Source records

— start —

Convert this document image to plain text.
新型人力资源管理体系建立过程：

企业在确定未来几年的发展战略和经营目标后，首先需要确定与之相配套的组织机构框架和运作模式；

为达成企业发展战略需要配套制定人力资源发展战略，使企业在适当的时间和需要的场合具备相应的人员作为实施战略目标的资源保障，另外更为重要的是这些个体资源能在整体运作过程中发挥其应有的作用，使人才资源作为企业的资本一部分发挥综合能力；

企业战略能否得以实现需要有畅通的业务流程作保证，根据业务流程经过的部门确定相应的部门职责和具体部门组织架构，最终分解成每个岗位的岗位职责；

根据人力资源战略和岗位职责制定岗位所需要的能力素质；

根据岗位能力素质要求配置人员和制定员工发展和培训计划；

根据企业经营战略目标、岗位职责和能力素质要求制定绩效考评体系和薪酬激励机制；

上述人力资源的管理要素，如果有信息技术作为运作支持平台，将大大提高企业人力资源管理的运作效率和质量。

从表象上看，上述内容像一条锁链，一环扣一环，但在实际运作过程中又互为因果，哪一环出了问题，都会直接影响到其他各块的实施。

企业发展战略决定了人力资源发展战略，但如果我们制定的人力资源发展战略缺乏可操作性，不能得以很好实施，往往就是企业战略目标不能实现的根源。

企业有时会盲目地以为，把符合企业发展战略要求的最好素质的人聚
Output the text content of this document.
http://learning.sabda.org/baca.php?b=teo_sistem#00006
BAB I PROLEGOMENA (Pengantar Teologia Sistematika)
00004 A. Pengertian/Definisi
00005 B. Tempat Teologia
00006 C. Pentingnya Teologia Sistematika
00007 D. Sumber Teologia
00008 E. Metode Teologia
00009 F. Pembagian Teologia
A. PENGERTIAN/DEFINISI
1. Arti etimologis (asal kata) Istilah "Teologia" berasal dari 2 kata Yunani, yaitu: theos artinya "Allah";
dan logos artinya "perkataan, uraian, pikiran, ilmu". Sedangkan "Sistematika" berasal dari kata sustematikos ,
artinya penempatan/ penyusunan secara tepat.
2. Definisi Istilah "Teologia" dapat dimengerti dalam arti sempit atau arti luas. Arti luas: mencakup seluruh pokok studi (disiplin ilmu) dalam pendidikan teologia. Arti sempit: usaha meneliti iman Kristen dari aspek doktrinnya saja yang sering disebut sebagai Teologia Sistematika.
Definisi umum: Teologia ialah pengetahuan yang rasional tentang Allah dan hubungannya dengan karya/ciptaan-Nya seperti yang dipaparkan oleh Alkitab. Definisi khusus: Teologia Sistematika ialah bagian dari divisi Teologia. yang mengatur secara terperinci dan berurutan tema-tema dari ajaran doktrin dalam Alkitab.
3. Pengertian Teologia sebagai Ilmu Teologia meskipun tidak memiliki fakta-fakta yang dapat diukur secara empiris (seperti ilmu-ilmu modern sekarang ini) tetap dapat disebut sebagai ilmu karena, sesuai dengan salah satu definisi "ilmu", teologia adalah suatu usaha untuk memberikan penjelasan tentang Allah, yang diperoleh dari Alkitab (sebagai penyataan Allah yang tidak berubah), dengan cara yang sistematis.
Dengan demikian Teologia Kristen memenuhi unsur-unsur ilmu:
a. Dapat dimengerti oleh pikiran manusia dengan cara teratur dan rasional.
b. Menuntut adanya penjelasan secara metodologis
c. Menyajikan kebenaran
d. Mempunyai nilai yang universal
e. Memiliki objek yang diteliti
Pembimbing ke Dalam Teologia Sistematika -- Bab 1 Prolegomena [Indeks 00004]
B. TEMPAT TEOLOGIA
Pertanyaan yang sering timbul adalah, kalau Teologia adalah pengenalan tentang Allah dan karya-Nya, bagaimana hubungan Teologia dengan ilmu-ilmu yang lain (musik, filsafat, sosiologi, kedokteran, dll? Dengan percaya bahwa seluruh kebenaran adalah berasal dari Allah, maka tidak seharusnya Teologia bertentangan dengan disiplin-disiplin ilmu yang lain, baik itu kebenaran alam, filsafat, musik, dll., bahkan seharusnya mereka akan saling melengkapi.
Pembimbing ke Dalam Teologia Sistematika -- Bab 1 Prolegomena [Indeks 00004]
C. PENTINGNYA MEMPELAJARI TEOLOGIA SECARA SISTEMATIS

— end —

* _Given problem_
Repeat every line of the data, exactly and in full.

* _Task answer_
Convert this document image to plain text.
新型人力资源管理体系建立过程：

企业在确定未来几年的发展战略和经营目标后，首先需要确定与之相配套的组织机构框架和运作模式；

为达成企业发展战略需要配套制定人力资源发展战略，使企业在适当的时间和需要的场合具备相应的人员作为实施战略目标的资源保障，另外更为重要的是这些个体资源能在整体运作过程中发挥其应有的作用，使人才资源作为企业的资本一部分发挥综合能力；

企业战略能否得以实现需要有畅通的业务流程作保证，根据业务流程经过的部门确定相应的部门职责和具体部门组织架构，最终分解成每个岗位的岗位职责；

根据人力资源战略和岗位职责制定岗位所需要的能力素质；

根据岗位能力素质要求配置人员和制定员工发展和培训计划；

根据企业经营战略目标、岗位职责和能力素质要求制定绩效考评体系和薪酬激励机制；

上述人力资源的管理要素，如果有信息技术作为运作支持平台，将大大提高企业人力资源管理的运作效率和质量。

从表象上看，上述内容像一条锁链，一环扣一环，但在实际运作过程中又互为因果，哪一环出了问题，都会直接影响到其他各块的实施。

企业发展战略决定了人力资源发展战略，但如果我们制定的人力资源发展战略缺乏可操作性，不能得以很好实施，往往就是企业战略目标不能实现的根源。

企业有时会盲目地以为，把符合企业发展战略要求的最好素质的人聚
Output the text content of this document.
http://learning.sabda.org/baca.php?b=teo_sistem#00006
BAB I PROLEGOMENA (Pengantar Teologia Sistematika)
00004 A. Pengertian/Definisi
00005 B. Tempat Teologia
00006 C. Pentingnya Teologia Sistematika
00007 D. Sumber Teologia
00008 E. Metode Teologia
00009 F. Pembagian Teologia
A. PENGERTIAN/DEFINISI
1. Arti etimologis (asal kata) Istilah "Teologia" berasal dari 2 kata Yunani, yaitu: theos artinya "Allah";
dan logos artinya "perkataan, uraian, pikiran, ilmu". Sedangkan "Sistematika" berasal dari kata sustematikos ,
artinya penempatan/ penyusunan secara tepat.
2. Definisi Istilah "Teologia" dapat dimengerti dalam arti sempit atau arti luas. Arti luas: mencakup seluruh pokok studi (disiplin ilmu) dalam pendidikan teologia. Arti sempit: usaha meneliti iman Kristen dari aspek doktrinnya saja yang sering disebut sebagai Teologia Sistematika.
Definisi umum: Teologia ialah pengetahuan yang rasional tentang Allah dan hubungannya dengan karya/ciptaan-Nya seperti yang dipaparkan oleh Alkitab. Definisi khusus: Teologia Sistematika ialah bagian dari divisi Teologia. yang mengatur secara terperinci dan berurutan tema-tema dari ajaran doktrin dalam Alkitab.
3. Pengertian Teologia sebagai Ilmu Teologia meskipun tidak memiliki fakta-fakta yang dapat diukur secara empiris (seperti ilmu-ilmu modern sekarang ini) tetap dapat disebut sebagai ilmu karena, sesuai dengan salah satu definisi "ilmu", teologia adalah suatu usaha untuk memberikan penjelasan tentang Allah, yang diperoleh dari Alkitab (sebagai penyataan Allah yang tidak berubah), dengan cara yang sistematis.
Dengan demikian Teologia Kristen memenuhi unsur-unsur ilmu:
a. Dapat dimengerti oleh pikiran manusia dengan cara teratur dan rasional.
b. Menuntut adanya penjelasan secara metodologis
c. Menyajikan kebenaran
d. Mempunyai nilai yang universal
e. Memiliki objek yang diteliti
Pembimbing ke Dalam Teologia Sistematika -- Bab 1 Prolegomena [Indeks 00004]
B. TEMPAT TEOLOGIA
Pertanyaan yang sering timbul adalah, kalau Teologia adalah pengenalan tentang Allah dan karya-Nya, bagaimana hubungan Teologia dengan ilmu-ilmu yang lain (musik, filsafat, sosiologi, kedokteran, dll? Dengan percaya bahwa seluruh kebenaran adalah berasal dari Allah, maka tidak seharusnya Teologia bertentangan dengan disiplin-disiplin ilmu yang lain, baik itu kebenaran alam, filsafat, musik, dll., bahkan seharusnya mereka akan saling melengkapi.
Pembimbing ke Dalam Teologia Sistematika -- Bab 1 Prolegomena [Indeks 00004]
C. PENTINGNYA MEMPELAJARI TEOLOGIA SECARA SISTEMATIS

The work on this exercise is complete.